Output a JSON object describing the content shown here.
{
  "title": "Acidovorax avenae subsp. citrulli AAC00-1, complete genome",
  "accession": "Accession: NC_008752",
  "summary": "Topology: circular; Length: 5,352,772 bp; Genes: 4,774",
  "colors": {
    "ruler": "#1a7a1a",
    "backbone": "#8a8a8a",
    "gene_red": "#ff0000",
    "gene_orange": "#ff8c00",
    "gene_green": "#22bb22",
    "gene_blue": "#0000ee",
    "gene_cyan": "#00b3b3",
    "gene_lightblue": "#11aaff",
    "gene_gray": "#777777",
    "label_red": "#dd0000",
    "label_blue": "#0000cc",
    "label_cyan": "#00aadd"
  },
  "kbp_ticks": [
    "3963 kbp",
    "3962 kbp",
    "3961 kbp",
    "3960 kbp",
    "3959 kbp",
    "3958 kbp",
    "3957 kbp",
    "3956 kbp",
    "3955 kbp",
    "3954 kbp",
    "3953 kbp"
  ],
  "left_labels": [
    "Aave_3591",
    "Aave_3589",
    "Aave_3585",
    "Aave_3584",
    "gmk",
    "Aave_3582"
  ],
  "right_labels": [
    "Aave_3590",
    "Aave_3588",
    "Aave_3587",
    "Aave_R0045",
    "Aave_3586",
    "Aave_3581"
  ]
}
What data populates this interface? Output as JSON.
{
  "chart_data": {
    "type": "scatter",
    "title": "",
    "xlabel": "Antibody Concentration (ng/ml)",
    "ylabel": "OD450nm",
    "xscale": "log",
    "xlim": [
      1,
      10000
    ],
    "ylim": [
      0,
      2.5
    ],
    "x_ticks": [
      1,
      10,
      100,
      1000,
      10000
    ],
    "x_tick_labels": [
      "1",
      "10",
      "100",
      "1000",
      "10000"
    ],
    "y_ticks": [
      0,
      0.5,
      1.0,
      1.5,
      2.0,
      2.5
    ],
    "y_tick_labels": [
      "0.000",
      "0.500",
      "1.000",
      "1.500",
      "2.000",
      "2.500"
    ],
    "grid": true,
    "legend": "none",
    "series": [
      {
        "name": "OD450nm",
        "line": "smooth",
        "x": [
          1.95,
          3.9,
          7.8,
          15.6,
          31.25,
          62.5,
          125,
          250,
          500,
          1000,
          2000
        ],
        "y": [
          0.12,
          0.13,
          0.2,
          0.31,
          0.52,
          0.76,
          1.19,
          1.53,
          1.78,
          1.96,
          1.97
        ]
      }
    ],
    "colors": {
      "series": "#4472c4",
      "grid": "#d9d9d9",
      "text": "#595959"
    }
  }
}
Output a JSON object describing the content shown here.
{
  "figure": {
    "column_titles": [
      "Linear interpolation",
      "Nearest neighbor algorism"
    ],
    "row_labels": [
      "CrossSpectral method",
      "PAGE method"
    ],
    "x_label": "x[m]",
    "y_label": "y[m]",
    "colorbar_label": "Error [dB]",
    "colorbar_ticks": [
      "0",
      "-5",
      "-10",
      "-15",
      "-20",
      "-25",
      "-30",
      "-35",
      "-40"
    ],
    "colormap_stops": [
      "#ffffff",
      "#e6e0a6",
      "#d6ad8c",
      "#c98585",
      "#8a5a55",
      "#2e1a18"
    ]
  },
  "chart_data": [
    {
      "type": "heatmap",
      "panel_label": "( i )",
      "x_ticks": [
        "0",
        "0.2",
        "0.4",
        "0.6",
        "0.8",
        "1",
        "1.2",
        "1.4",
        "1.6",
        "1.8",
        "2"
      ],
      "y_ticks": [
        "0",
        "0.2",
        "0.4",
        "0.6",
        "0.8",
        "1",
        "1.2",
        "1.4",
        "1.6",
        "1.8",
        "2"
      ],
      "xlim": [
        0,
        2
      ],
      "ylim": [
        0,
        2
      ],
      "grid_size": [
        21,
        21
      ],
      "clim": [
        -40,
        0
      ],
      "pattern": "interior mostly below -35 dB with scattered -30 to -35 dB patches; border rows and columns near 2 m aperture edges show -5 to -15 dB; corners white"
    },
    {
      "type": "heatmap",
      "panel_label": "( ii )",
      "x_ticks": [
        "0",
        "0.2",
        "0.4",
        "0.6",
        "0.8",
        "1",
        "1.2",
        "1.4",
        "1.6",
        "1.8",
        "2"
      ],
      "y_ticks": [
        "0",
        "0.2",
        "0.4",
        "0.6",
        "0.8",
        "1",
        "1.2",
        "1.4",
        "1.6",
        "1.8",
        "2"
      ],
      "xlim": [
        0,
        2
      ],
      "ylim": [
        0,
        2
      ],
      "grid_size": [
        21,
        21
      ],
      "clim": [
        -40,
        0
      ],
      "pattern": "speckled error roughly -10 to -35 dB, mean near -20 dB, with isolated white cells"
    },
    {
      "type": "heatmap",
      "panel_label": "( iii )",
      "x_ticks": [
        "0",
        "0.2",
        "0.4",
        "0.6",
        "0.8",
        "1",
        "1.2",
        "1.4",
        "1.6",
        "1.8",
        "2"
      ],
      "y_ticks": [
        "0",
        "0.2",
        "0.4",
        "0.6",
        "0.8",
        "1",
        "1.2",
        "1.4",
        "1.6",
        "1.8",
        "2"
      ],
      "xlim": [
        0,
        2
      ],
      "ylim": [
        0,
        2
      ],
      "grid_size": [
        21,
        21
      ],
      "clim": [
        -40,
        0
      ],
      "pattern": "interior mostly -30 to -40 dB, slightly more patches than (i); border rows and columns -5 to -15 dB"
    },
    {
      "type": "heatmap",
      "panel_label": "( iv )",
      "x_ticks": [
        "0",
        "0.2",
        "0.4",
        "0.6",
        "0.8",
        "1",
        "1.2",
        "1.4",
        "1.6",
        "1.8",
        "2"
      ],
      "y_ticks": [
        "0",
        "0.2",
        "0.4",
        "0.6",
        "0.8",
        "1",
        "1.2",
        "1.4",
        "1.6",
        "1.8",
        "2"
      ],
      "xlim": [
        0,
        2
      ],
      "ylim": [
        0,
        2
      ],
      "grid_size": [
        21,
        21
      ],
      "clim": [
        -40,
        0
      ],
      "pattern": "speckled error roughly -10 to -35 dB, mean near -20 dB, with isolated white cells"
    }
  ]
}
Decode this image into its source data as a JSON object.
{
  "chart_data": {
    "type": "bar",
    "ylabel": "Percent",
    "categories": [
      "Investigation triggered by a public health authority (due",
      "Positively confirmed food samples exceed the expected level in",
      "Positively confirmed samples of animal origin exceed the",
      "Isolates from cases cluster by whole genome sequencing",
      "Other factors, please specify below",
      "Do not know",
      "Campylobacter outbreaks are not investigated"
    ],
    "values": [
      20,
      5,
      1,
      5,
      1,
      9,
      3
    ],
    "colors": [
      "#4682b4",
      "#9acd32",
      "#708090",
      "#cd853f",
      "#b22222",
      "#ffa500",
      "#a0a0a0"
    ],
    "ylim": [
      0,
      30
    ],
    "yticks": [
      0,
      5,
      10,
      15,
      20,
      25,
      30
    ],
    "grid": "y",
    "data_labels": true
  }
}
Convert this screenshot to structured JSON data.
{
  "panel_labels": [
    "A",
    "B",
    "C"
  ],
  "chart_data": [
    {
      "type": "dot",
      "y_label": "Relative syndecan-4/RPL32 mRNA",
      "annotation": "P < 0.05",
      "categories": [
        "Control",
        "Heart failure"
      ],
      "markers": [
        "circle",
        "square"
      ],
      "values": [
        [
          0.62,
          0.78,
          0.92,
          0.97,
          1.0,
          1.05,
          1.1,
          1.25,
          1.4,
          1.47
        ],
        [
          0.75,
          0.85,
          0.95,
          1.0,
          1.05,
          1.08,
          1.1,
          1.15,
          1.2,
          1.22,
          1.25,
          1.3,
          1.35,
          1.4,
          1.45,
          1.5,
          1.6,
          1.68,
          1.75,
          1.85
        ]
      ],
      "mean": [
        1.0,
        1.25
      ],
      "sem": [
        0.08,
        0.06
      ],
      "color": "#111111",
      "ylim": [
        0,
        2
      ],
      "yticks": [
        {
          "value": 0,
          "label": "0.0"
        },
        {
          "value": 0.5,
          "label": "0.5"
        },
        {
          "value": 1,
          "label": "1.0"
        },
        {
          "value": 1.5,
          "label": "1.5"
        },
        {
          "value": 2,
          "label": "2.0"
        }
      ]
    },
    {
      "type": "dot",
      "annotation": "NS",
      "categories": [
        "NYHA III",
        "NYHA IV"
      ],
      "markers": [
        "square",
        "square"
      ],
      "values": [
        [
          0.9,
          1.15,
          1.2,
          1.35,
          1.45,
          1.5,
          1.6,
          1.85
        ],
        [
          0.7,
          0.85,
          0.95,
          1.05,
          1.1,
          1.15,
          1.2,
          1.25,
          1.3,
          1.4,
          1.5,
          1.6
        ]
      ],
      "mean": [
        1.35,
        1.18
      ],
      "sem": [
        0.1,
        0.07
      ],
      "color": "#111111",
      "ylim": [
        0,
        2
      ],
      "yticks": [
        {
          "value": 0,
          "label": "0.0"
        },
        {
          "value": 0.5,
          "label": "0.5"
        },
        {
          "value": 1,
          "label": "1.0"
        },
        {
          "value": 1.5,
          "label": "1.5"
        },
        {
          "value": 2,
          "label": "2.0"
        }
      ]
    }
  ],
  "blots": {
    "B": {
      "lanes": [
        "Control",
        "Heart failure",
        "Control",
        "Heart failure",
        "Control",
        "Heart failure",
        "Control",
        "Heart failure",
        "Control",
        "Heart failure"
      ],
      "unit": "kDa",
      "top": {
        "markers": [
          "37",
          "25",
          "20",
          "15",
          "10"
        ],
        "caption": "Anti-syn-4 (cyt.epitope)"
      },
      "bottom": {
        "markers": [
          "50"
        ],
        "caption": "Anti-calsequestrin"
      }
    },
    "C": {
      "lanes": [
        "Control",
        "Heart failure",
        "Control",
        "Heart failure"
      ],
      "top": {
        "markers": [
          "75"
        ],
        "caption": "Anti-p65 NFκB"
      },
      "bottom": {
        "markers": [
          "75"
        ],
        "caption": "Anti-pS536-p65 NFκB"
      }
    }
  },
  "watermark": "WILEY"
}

════════

■ Exercise goal ■
Read through the entries above and copy each line that has the string "NFκB" in it.

■ Problem solution ■
        "caption": "Anti-p65 NFκB"
        "caption": "Anti-pS536-p65 NFκB"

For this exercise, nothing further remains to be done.